Lines containing the string "code" are to be counted; report the number and nothing more.

_ _ _ _ _ _ _

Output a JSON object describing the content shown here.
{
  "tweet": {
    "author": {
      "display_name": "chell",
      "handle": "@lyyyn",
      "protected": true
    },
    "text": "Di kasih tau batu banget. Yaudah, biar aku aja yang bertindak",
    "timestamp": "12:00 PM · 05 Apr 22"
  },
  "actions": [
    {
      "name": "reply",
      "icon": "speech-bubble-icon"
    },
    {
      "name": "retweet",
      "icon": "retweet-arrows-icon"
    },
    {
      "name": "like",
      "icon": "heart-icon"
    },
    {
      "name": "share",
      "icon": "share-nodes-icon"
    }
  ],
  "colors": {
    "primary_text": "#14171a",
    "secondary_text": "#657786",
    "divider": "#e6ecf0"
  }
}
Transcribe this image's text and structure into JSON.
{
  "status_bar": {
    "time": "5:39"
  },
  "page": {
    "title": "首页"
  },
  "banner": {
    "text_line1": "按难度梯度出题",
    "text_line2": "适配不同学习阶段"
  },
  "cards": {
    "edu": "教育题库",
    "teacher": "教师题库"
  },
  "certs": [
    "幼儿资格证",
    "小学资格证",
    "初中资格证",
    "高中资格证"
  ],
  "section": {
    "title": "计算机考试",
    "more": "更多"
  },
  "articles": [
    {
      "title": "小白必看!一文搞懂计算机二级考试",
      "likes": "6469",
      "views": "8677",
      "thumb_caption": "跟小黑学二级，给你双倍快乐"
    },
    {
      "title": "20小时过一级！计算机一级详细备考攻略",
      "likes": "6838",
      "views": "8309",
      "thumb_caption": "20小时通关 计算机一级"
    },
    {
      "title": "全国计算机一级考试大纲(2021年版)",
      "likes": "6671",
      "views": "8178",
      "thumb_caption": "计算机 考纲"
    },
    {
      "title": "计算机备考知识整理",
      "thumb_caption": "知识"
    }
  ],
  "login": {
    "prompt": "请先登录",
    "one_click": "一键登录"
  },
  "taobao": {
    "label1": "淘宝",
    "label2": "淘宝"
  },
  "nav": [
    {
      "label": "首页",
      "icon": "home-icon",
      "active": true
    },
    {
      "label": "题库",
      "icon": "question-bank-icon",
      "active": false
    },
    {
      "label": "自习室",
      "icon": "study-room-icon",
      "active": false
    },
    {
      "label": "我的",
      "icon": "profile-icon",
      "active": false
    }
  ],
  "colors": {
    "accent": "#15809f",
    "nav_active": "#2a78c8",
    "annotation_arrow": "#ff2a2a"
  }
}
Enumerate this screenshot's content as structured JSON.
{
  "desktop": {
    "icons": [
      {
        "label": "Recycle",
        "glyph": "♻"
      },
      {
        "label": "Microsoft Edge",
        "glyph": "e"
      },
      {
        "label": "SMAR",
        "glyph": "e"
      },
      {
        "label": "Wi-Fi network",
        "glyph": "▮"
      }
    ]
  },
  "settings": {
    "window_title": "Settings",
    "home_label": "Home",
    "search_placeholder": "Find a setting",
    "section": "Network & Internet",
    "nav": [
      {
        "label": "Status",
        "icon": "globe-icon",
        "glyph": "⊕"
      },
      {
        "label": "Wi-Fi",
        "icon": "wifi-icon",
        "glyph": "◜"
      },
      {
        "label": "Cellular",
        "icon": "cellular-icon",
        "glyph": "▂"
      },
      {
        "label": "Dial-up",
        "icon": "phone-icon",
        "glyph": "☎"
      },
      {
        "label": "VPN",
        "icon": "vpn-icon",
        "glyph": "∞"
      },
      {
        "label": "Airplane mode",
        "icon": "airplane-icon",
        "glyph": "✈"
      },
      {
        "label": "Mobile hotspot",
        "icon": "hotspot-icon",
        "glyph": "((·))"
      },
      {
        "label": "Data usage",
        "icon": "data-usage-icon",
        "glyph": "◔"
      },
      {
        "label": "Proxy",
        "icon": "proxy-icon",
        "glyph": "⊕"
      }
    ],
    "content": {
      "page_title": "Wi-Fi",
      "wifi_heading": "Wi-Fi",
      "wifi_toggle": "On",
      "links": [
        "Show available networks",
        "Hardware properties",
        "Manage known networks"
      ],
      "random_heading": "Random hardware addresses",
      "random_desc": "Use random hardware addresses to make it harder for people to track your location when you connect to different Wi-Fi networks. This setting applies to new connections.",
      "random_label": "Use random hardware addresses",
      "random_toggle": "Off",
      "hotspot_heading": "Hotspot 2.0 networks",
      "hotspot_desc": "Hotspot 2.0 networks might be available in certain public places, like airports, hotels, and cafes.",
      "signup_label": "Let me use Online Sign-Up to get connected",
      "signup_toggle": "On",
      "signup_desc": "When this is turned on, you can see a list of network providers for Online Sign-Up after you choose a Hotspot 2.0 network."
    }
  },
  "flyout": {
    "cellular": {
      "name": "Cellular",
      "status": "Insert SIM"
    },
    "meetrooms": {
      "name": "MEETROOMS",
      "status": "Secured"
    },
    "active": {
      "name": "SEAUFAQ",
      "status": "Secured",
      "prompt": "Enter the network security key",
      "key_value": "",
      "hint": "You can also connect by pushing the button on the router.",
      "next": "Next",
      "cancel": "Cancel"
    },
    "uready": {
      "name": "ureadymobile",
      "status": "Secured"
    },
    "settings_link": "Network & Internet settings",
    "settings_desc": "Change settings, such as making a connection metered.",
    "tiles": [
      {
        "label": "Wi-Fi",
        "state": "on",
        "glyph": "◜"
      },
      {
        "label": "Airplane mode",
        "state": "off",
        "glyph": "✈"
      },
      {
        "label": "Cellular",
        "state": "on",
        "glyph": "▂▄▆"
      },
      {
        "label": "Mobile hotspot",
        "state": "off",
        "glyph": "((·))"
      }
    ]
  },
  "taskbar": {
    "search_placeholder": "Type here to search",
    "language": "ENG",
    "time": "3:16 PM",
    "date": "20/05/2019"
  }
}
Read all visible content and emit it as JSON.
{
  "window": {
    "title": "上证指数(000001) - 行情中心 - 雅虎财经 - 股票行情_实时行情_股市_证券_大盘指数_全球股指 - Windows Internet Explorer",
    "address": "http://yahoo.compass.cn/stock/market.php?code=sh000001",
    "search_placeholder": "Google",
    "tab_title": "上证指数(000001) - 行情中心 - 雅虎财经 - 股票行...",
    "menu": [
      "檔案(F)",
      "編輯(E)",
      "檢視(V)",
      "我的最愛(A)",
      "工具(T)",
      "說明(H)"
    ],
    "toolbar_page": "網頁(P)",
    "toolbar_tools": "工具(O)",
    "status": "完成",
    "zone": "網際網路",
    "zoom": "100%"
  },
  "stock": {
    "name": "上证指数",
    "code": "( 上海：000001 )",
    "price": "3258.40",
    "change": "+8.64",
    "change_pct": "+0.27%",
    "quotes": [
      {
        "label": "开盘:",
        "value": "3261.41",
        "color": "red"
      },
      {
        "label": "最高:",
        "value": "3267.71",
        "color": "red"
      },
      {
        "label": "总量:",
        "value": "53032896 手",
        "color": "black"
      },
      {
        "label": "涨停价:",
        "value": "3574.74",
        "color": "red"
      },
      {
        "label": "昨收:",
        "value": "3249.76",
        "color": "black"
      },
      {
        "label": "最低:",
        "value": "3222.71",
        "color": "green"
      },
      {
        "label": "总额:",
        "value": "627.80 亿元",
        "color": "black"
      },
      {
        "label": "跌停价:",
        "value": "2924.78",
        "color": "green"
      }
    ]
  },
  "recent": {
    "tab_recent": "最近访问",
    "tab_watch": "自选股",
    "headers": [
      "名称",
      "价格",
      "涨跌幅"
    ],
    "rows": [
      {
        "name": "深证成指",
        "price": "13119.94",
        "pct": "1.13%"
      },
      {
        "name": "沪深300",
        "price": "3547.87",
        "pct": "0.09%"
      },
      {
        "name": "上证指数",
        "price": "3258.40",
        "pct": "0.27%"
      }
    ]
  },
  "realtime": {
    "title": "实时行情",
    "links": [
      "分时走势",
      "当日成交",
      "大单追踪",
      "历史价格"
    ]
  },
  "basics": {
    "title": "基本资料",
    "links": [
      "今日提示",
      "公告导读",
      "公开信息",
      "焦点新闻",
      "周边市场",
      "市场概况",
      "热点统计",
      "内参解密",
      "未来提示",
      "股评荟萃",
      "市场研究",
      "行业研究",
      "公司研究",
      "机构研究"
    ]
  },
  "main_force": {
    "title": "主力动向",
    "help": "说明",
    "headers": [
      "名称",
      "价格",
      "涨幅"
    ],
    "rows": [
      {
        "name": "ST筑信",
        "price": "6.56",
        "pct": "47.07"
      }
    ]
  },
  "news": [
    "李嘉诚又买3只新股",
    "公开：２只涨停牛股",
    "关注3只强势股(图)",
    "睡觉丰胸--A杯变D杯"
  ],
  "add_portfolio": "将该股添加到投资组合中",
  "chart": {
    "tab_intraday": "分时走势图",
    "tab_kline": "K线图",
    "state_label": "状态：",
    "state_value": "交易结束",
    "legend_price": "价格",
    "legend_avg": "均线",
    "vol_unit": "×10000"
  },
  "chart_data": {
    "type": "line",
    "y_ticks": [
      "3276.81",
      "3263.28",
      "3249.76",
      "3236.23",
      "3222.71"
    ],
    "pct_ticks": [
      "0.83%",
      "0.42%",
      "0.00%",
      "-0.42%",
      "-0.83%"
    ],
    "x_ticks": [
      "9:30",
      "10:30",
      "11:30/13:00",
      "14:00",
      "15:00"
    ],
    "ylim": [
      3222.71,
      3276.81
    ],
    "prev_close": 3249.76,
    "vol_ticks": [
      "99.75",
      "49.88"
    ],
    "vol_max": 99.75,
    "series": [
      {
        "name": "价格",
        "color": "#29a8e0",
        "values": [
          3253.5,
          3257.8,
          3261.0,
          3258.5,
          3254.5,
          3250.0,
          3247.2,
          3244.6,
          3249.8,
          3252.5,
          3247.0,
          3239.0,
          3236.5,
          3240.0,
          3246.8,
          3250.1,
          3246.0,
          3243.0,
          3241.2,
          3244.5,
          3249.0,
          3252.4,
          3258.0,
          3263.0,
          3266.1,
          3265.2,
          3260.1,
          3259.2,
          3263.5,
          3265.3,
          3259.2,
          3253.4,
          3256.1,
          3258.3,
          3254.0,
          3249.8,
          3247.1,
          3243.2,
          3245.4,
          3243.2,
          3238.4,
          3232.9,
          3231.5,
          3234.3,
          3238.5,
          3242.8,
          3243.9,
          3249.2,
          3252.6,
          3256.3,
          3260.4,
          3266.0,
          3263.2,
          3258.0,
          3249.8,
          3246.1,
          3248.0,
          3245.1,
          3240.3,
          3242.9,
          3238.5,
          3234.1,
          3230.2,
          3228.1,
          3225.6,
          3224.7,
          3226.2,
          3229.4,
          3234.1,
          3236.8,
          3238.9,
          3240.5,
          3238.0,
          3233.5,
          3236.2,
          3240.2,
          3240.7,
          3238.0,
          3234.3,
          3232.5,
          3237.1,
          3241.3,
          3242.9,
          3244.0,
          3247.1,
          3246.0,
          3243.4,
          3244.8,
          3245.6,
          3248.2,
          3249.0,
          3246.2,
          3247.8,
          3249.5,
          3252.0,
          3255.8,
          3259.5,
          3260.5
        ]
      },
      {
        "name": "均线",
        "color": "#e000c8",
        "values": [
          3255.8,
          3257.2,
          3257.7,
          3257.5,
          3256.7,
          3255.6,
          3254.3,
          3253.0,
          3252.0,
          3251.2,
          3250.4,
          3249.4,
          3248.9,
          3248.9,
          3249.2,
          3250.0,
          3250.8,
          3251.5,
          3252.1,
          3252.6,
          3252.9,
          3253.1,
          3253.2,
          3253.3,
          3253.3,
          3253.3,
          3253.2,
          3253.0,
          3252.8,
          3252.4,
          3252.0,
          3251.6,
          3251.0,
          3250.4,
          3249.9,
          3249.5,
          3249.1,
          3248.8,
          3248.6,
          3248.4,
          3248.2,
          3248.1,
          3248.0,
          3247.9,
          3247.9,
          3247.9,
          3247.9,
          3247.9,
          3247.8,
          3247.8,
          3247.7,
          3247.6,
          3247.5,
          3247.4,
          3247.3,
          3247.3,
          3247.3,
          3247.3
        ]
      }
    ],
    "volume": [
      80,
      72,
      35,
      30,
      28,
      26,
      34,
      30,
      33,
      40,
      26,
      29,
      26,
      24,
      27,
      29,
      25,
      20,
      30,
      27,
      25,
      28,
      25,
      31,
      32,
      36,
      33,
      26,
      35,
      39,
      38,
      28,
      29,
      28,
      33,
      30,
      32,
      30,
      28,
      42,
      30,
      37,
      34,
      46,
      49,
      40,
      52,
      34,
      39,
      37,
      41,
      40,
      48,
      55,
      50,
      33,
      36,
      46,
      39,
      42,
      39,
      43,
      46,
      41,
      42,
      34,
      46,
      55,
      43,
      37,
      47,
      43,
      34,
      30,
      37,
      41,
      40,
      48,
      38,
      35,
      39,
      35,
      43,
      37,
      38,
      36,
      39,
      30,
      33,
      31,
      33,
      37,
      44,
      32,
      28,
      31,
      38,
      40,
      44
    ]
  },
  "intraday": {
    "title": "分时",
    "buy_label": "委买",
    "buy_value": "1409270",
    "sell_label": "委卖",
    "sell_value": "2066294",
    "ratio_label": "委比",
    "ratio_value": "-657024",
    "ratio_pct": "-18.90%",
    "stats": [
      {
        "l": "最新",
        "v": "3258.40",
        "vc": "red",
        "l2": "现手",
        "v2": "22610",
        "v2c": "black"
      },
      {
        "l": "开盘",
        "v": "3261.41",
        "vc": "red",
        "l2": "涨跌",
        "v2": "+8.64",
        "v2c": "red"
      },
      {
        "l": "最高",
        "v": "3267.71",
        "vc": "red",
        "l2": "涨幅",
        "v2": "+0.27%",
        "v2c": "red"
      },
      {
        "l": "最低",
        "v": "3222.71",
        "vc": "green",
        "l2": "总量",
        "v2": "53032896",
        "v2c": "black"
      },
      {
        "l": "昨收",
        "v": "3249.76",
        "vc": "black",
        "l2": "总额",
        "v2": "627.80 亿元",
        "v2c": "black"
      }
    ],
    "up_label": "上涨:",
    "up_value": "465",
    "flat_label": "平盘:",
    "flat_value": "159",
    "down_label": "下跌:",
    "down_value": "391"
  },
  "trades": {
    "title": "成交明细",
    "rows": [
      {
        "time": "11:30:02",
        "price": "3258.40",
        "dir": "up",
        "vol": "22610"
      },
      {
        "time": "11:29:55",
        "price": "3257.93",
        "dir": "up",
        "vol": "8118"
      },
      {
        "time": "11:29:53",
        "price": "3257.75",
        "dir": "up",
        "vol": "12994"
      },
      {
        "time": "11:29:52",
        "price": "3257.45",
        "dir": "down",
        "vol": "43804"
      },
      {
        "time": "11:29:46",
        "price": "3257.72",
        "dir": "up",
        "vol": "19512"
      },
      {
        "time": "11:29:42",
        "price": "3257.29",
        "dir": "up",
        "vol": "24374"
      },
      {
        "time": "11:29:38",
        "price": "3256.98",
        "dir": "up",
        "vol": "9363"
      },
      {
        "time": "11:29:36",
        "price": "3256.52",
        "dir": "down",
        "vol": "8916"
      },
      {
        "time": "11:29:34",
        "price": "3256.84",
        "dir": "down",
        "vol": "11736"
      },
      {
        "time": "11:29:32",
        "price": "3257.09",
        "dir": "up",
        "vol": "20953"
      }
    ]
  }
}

_ _ _ _ _ _ _

- RESULT:
2